STATED PROBLEM: Write out each entry again. Keep every word exactly as it is.

MATERIAL TO PROCESS:
====

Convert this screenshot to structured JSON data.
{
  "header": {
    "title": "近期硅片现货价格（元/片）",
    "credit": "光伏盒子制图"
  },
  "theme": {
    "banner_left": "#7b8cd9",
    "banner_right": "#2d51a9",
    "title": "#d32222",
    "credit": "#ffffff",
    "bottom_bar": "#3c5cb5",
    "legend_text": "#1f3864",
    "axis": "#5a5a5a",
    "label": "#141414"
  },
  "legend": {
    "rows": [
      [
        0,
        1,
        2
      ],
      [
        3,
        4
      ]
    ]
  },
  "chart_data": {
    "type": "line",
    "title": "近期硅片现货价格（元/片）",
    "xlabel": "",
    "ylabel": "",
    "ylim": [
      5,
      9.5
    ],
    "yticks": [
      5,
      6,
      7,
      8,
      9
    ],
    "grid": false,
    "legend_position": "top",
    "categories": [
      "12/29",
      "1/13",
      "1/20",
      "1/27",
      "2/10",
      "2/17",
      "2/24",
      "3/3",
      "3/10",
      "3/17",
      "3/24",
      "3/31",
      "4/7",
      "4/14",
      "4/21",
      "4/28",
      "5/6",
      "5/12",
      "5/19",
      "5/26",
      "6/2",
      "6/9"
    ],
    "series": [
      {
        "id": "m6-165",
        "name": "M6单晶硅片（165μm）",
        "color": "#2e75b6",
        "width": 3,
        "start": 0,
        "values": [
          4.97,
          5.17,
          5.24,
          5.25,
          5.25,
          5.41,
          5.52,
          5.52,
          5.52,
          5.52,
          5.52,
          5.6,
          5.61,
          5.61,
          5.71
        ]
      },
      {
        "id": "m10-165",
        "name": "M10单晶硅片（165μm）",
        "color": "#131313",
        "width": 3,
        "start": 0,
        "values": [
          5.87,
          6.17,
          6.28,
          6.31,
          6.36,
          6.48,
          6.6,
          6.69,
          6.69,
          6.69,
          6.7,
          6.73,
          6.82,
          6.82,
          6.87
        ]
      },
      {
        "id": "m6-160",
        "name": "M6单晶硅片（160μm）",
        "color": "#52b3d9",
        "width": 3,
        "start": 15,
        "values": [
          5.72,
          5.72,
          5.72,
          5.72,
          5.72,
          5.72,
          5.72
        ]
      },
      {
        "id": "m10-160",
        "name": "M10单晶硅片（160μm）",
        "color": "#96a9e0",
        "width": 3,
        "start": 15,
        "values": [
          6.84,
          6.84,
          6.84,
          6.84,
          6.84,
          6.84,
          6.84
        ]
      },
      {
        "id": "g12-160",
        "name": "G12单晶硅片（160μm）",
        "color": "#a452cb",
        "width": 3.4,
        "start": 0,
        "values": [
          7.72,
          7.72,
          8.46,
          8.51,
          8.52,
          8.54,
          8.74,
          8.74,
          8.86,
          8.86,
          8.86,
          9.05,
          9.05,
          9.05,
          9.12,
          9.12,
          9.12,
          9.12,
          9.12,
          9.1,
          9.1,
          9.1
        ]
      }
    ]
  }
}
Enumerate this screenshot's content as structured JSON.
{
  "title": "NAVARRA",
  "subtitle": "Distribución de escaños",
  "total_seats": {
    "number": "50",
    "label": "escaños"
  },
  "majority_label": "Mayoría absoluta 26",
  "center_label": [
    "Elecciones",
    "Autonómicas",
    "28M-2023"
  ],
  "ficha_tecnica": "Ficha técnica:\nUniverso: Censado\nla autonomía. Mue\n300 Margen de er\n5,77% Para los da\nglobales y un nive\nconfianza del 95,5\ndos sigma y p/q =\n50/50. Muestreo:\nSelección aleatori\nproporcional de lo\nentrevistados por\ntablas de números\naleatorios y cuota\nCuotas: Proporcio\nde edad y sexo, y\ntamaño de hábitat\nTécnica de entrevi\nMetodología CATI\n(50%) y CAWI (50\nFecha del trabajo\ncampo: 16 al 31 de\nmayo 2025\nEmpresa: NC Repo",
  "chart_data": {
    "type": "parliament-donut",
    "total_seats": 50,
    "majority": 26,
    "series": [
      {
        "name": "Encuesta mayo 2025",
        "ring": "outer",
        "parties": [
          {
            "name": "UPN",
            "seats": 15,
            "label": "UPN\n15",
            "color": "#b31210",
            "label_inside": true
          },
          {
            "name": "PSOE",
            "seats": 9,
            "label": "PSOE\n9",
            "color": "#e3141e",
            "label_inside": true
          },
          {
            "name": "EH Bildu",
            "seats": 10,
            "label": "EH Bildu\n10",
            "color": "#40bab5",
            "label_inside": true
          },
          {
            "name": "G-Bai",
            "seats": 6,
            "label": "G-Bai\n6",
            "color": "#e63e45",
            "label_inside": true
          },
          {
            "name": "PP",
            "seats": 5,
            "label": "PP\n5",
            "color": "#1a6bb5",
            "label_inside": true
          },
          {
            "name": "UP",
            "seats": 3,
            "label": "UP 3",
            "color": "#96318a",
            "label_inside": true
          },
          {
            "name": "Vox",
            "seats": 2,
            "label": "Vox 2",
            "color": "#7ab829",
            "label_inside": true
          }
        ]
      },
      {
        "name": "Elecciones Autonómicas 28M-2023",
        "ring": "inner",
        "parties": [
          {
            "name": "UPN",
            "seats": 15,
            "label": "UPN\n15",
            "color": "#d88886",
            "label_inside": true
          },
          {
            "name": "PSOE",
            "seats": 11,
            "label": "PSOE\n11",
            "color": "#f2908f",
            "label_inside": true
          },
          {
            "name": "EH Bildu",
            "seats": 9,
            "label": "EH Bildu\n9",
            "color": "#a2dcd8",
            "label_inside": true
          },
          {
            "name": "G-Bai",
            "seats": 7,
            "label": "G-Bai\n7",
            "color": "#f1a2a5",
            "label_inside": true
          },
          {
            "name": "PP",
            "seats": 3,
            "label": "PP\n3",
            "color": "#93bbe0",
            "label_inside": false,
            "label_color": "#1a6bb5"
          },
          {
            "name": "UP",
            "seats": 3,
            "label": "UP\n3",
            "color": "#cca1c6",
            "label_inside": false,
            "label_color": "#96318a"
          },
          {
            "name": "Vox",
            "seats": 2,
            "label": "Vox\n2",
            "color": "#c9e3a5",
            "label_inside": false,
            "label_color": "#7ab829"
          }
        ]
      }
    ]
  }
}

====

RESPONSE TO THE EXERCISE:
Convert this screenshot to structured JSON data.
{
  "header": {
    "title": "近期硅片现货价格（元/片）",
    "credit": "光伏盒子制图"
  },
  "theme": {
    "banner_left": "#7b8cd9",
    "banner_right": "#2d51a9",
    "title": "#d32222",
    "credit": "#ffffff",
    "bottom_bar": "#3c5cb5",
    "legend_text": "#1f3864",
    "axis": "#5a5a5a",
    "label": "#141414"
  },
  "legend": {
    "rows": [
      [
        0,
        1,
        2
      ],
      [
        3,
        4
      ]
    ]
  },
  "chart_data": {
    "type": "line",
    "title": "近期硅片现货价格（元/片）",
    "xlabel": "",
    "ylabel": "",
    "ylim": [
      5,
      9.5
    ],
    "yticks": [
      5,
      6,
      7,
      8,
      9
    ],
    "grid": false,
    "legend_position": "top",
    "categories": [
      "12/29",
      "1/13",
      "1/20",
      "1/27",
      "2/10",
      "2/17",
      "2/24",
      "3/3",
      "3/10",
      "3/17",
      "3/24",
      "3/31",
      "4/7",
      "4/14",
      "4/21",
      "4/28",
      "5/6",
      "5/12",
      "5/19",
      "5/26",
      "6/2",
      "6/9"
    ],
    "series": [
      {
        "id": "m6-165",
        "name": "M6单晶硅片（165μm）",
        "color": "#2e75b6",
        "width": 3,
        "start": 0,
        "values": [
          4.97,
          5.17,
          5.24,
          5.25,
          5.25,
          5.41,
          5.52,
          5.52,
          5.52,
          5.52,
          5.52,
          5.6,
          5.61,
          5.61,
          5.71
        ]
      },
      {
        "id": "m10-165",
        "name": "M10单晶硅片（165μm）",
        "color": "#131313",
        "width": 3,
        "start": 0,
        "values": [
          5.87,
          6.17,
          6.28,
          6.31,
          6.36,
          6.48,
          6.6,
          6.69,
          6.69,
          6.69,
          6.7,
          6.73,
          6.82,
          6.82,
          6.87
        ]
      },
      {
        "id": "m6-160",
        "name": "M6单晶硅片（160μm）",
        "color": "#52b3d9",
        "width": 3,
        "start": 15,
        "values": [
          5.72,
          5.72,
          5.72,
          5.72,
          5.72,
          5.72,
          5.72
        ]
      },
      {
        "id": "m10-160",
        "name": "M10单晶硅片（160μm）",
        "color": "#96a9e0",
        "width": 3,
        "start": 15,
        "values": [
          6.84,
          6.84,
          6.84,
          6.84,
          6.84,
          6.84,
          6.84
        ]
      },
      {
        "id": "g12-160",
        "name": "G12单晶硅片（160μm）",
        "color": "#a452cb",
        "width": 3.4,
        "start": 0,
        "values": [
          7.72,
          7.72,
          8.46,
          8.51,
          8.52,
          8.54,
          8.74,
          8.74,
          8.86,
          8.86,
          8.86,
          9.05,
          9.05,
          9.05,
          9.12,
          9.12,
          9.12,
          9.12,
          9.12,
          9.1,
          9.1,
          9.1
        ]
      }
    ]
  }
}
Enumerate this screenshot's content as structured JSON.
{
  "title": "NAVARRA",
  "subtitle": "Distribución de escaños",
  "total_seats": {
    "number": "50",
    "label": "escaños"
  },
  "majority_label": "Mayoría absoluta 26",
  "center_label": [
    "Elecciones",
    "Autonómicas",
    "28M-2023"
  ],
  "ficha_tecnica": "Ficha técnica:\nUniverso: Censado\nla autonomía. Mue\n300 Margen de er\n5,77% Para los da\nglobales y un nive\nconfianza del 95,5\ndos sigma y p/q =\n50/50. Muestreo:\nSelección aleatori\nproporcional de lo\nentrevistados por\ntablas de números\naleatorios y cuota\nCuotas: Proporcio\nde edad y sexo, y\ntamaño de hábitat\nTécnica de entrevi\nMetodología CATI\n(50%) y CAWI (50\nFecha del trabajo\ncampo: 16 al 31 de\nmayo 2025\nEmpresa: NC Repo",
  "chart_data": {
    "type": "parliament-donut",
    "total_seats": 50,
    "majority": 26,
    "series": [
      {
        "name": "Encuesta mayo 2025",
        "ring": "outer",
        "parties": [
          {
            "name": "UPN",
            "seats": 15,
            "label": "UPN\n15",
            "color": "#b31210",
            "label_inside": true
          },
          {
            "name": "PSOE",
            "seats": 9,
            "label": "PSOE\n9",
            "color": "#e3141e",
            "label_inside": true
          },
          {
            "name": "EH Bildu",
            "seats": 10,
            "label": "EH Bildu\n10",
            "color": "#40bab5",
            "label_inside": true
          },
          {
            "name": "G-Bai",
            "seats": 6,
            "label": "G-Bai\n6",
            "color": "#e63e45",
            "label_inside": true
          },
          {
            "name": "PP",
            "seats": 5,
            "label": "PP\n5",
            "color": "#1a6bb5",
            "label_inside": true
          },
          {
            "name": "UP",
            "seats": 3,
            "label": "UP 3",
            "color": "#96318a",
            "label_inside": true
          },
          {
            "name": "Vox",
            "seats": 2,
            "label": "Vox 2",
            "color": "#7ab829",
            "label_inside": true
          }
        ]
      },
      {
        "name": "Elecciones Autonómicas 28M-2023",
        "ring": "inner",
        "parties": [
          {
            "name": "UPN",
            "seats": 15,
            "label": "UPN\n15",
            "color": "#d88886",
            "label_inside": true
          },
          {
            "name": "PSOE",
            "seats": 11,
            "label": "PSOE\n11",
            "color": "#f2908f",
            "label_inside": true
          },
          {
            "name": "EH Bildu",
            "seats": 9,
            "label": "EH Bildu\n9",
            "color": "#a2dcd8",
            "label_inside": true
          },
          {
            "name": "G-Bai",
            "seats": 7,
            "label": "G-Bai\n7",
            "color": "#f1a2a5",
            "label_inside": true
          },
          {
            "name": "PP",
            "seats": 3,
            "label": "PP\n3",
            "color": "#93bbe0",
            "label_inside": false,
            "label_color": "#1a6bb5"
          },
          {
            "name": "UP",
            "seats": 3,
            "label": "UP\n3",
            "color": "#cca1c6",
            "label_inside": false,
            "label_color": "#96318a"
          },
          {
            "name": "Vox",
            "seats": 2,
            "label": "Vox\n2",
            "color": "#c9e3a5",
            "label_inside": false,
            "label_color": "#7ab829"
          }
        ]
      }
    ]
  }
}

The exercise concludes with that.